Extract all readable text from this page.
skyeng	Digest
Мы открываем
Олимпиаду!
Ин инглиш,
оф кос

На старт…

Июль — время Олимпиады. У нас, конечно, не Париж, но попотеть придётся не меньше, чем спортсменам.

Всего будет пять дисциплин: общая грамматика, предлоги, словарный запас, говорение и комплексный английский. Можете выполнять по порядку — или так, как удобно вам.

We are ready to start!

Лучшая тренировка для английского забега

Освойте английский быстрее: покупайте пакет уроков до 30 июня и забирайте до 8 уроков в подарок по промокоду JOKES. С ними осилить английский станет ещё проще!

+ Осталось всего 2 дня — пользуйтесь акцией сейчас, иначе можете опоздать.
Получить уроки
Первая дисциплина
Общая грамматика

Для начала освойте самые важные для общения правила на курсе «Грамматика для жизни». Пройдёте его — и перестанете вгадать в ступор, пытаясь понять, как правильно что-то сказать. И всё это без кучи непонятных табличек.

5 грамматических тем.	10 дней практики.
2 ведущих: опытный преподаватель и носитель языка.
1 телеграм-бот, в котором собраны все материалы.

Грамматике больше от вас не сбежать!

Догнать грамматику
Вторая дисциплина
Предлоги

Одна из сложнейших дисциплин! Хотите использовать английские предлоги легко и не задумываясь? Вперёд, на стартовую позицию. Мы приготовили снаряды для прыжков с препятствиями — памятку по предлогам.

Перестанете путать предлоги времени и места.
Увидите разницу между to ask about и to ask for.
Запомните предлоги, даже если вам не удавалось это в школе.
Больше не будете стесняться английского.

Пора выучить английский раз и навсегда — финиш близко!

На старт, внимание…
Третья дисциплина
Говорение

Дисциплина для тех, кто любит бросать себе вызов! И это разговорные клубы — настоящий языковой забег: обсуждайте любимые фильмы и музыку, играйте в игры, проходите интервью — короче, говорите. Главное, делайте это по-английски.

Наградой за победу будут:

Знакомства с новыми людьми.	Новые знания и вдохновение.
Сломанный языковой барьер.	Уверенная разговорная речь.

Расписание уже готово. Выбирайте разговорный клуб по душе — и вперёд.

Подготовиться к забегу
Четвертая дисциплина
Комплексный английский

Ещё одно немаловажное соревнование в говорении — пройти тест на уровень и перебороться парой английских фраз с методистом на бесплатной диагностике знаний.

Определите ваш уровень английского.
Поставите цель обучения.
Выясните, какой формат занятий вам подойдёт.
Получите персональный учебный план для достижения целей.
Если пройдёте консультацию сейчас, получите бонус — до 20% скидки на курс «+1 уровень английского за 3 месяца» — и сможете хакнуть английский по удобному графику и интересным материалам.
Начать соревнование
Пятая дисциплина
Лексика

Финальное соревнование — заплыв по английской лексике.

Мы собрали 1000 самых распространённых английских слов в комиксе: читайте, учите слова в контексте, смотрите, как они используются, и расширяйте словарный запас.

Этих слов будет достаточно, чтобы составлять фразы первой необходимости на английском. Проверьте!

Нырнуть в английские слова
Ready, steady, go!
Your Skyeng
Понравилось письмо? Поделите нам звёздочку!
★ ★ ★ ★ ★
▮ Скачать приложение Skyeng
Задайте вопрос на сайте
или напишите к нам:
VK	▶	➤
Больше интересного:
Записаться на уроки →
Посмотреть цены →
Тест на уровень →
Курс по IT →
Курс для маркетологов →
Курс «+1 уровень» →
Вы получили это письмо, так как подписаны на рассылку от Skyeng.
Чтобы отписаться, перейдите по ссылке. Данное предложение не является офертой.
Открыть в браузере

Exercise: All of the entries must be quoted exactly; please include each one.

Exercise answer:
Extract all readable text from this page.
skyeng	Digest
Мы открываем
Олимпиаду!
Ин инглиш,
оф кос

На старт…

Июль — время Олимпиады. У нас, конечно, не Париж, но попотеть придётся не меньше, чем спортсменам.

Всего будет пять дисциплин: общая грамматика, предлоги, словарный запас, говорение и комплексный английский. Можете выполнять по порядку — или так, как удобно вам.

We are ready to start!

Лучшая тренировка для английского забега

Освойте английский быстрее: покупайте пакет уроков до 30 июня и забирайте до 8 уроков в подарок по промокоду JOKES. С ними осилить английский станет ещё проще!

+ Осталось всего 2 дня — пользуйтесь акцией сейчас, иначе можете опоздать.
Получить уроки
Первая дисциплина
Общая грамматика

Для начала освойте самые важные для общения правила на курсе «Грамматика для жизни». Пройдёте его — и перестанете вгадать в ступор, пытаясь понять, как правильно что-то сказать. И всё это без кучи непонятных табличек.

5 грамматических тем.	10 дней практики.
2 ведущих: опытный преподаватель и носитель языка.
1 телеграм-бот, в котором собраны все материалы.

Грамматике больше от вас не сбежать!

Догнать грамматику
Вторая дисциплина
Предлоги

Одна из сложнейших дисциплин! Хотите использовать английские предлоги легко и не задумываясь? Вперёд, на стартовую позицию. Мы приготовили снаряды для прыжков с препятствиями — памятку по предлогам.

Перестанете путать предлоги времени и места.
Увидите разницу между to ask about и to ask for.
Запомните предлоги, даже если вам не удавалось это в школе.
Больше не будете стесняться английского.

Пора выучить английский раз и навсегда — финиш близко!

На старт, внимание…
Третья дисциплина
Говорение

Дисциплина для тех, кто любит бросать себе вызов! И это разговорные клубы — настоящий языковой забег: обсуждайте любимые фильмы и музыку, играйте в игры, проходите интервью — короче, говорите. Главное, делайте это по-английски.

Наградой за победу будут:

Знакомства с новыми людьми.	Новые знания и вдохновение.
Сломанный языковой барьер.	Уверенная разговорная речь.

Расписание уже готово. Выбирайте разговорный клуб по душе — и вперёд.

Подготовиться к забегу
Четвертая дисциплина
Комплексный английский

Ещё одно немаловажное соревнование в говорении — пройти тест на уровень и перебороться парой английских фраз с методистом на бесплатной диагностике знаний.

Определите ваш уровень английского.
Поставите цель обучения.
Выясните, какой формат занятий вам подойдёт.
Получите персональный учебный план для достижения целей.
Если пройдёте консультацию сейчас, получите бонус — до 20% скидки на курс «+1 уровень английского за 3 месяца» — и сможете хакнуть английский по удобному графику и интересным материалам.
Начать соревнование
Пятая дисциплина
Лексика

Финальное соревнование — заплыв по английской лексике.

Мы собрали 1000 самых распространённых английских слов в комиксе: читайте, учите слова в контексте, смотрите, как они используются, и расширяйте словарный запас.

Этих слов будет достаточно, чтобы составлять фразы первой необходимости на английском. Проверьте!

Нырнуть в английские слова
Ready, steady, go!
Your Skyeng
Понравилось письмо? Поделите нам звёздочку!
★ ★ ★ ★ ★
▮ Скачать приложение Skyeng
Задайте вопрос на сайте
или напишите к нам:
VK	▶	➤
Больше интересного:
Записаться на уроки →
Посмотреть цены →
Тест на уровень →
Курс по IT →
Курс для маркетологов →
Курс «+1 уровень» →
Вы получили это письмо, так как подписаны на рассылку от Skyeng.
Чтобы отписаться, перейдите по ссылке. Данное предложение не является офертой.
Открыть в браузере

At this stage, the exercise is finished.